• [Extract]
Kemoy Campbell (born January 14, 1991) is a retired Jamaican distance runner who competed in various events from 800 meters to 5000 metres. Since competing in the American collegiate circuit, he has developed a reputation for having remarkable range, having competitive experience from the 800 meters to the 10K. Campbell holds multiple Jamaican records in athletics.

Running career

Youth
As a youngster, Campbell ran on the track team of Bellefield High School, in Manchester Parish, Jamaica. Although the overwhelming majority on the team were sprinters, Campbell was coached for distance running; one of his first races was a 5K road race. While still in Bellefield HS, Campbell was scouted by the University of Arkansas, the school he would attend many years later.  In 2010, he became the first Jamaican high schooler to win the high school boys 3000m at the Penn Relays.

Collegiate
Campbell first ran with South Plains College of Levelland, Texas, with whom he won NJCAA titles in the 800 meters and in cross country. He subsequently transferred to the same university which had scouted him back in Jamaica, University of Arkansas. At Arkansas, Campbell was coached by Chris Bucknam. At the 2013 NCAA DI Outdoor T&F Championships, Campbell placed fifth in the men's 5000 meters final and placed second in the men's 3000 meters at the 2013 NCAA Division 1 Indoor Track and Field Championships.

• [Provided material]
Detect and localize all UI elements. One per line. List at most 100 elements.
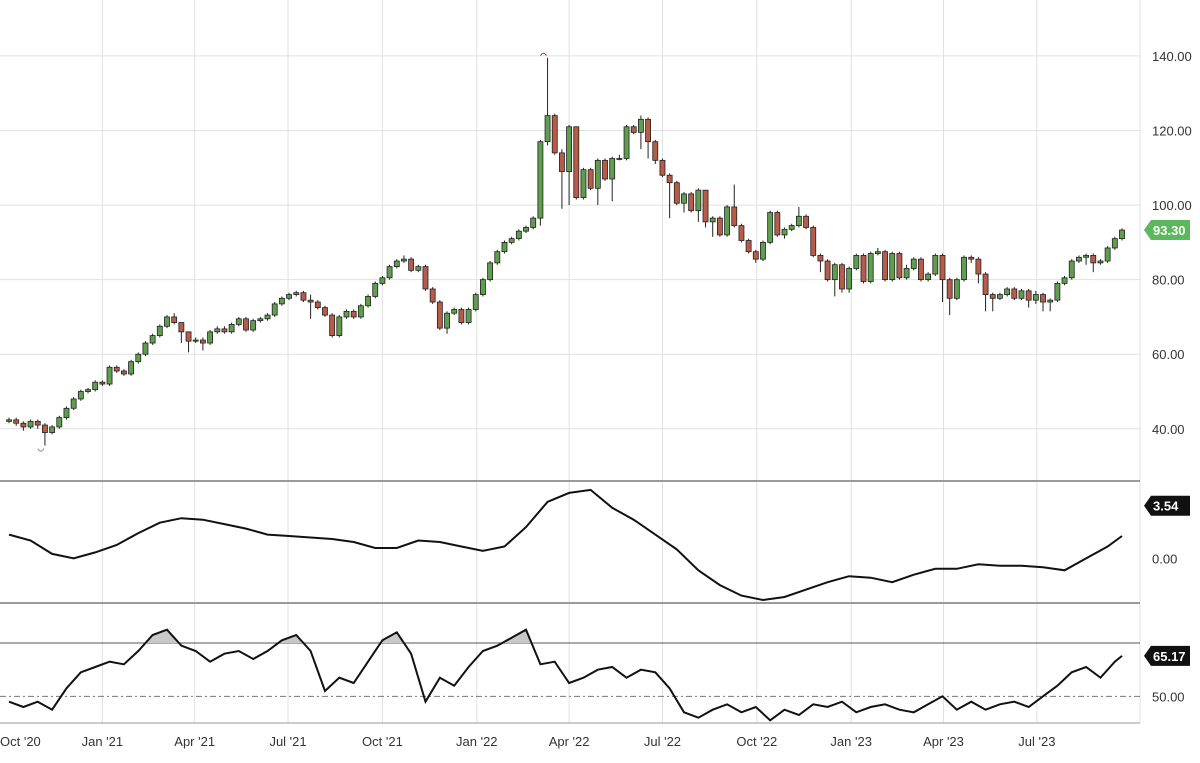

• [Work instructions]
a - Set down the part of the Kemoy Campbell profile between "Kemoy Campbell (born" and "the Penn Relays.", inclusive, word for word.
b - Render this sentence from the Kemoy Campbell profile in Spanish: "At Arkansas, Campbell was coached by Chris Bucknam."
The listing comes from a source separate from the Kemoy Campbell profile.

• [Results by task]
a -
Kemoy Campbell (born January 14, 1991) is a retired Jamaican distance runner who competed in various events from 800 meters to 5000 metres. Since competing in the American collegiate circuit, he has developed a reputation for having remarkable range, having competitive experience from the 800 meters to the 10K. Campbell holds multiple Jamaican records in athletics.

Running career

Youth
As a youngster, Campbell ran on the track team of Bellefield High School, in Manchester Parish, Jamaica. Although the overwhelming majority on the team were sprinters, Campbell was coached for distance running; one of his first races was a 5K road race. While still in Bellefield HS, Campbell was scouted by the University of Arkansas, the school he would attend many years later.  In 2010, he became the first Jamaican high schooler to win the high school boys 3000m at the Penn Relays.

b - En Arkansas, Campbell fue entrenado por Chris Bucknam.